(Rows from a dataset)
* Start *
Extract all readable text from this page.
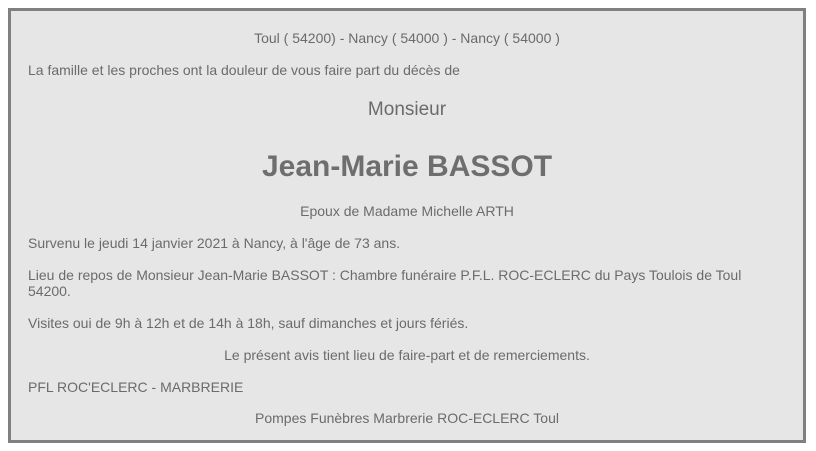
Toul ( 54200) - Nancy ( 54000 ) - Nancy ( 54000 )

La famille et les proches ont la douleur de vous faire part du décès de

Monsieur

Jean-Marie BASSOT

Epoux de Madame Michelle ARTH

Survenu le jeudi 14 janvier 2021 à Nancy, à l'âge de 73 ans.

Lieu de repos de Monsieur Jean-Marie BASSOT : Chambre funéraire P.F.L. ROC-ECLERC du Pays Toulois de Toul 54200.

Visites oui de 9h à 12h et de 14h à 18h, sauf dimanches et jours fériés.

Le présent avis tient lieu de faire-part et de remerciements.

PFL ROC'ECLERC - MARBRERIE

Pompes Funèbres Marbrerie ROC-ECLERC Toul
* End *
Work instructions – Quote the entries in full. Any image among them is to be omitted from the copy.

Problem solution –
Extract all readable text from this page.
Toul ( 54200) - Nancy ( 54000 ) - Nancy ( 54000 )

La famille et les proches ont la douleur de vous faire part du décès de

Monsieur

Jean-Marie BASSOT

Epoux de Madame Michelle ARTH

Survenu le jeudi 14 janvier 2021 à Nancy, à l'âge de 73 ans.

Lieu de repos de Monsieur Jean-Marie BASSOT : Chambre funéraire P.F.L. ROC-ECLERC du Pays Toulois de Toul 54200.

Visites oui de 9h à 12h et de 14h à 18h, sauf dimanches et jours fériés.

Le présent avis tient lieu de faire-part et de remerciements.

PFL ROC'ECLERC - MARBRERIE

Pompes Funèbres Marbrerie ROC-ECLERC Toul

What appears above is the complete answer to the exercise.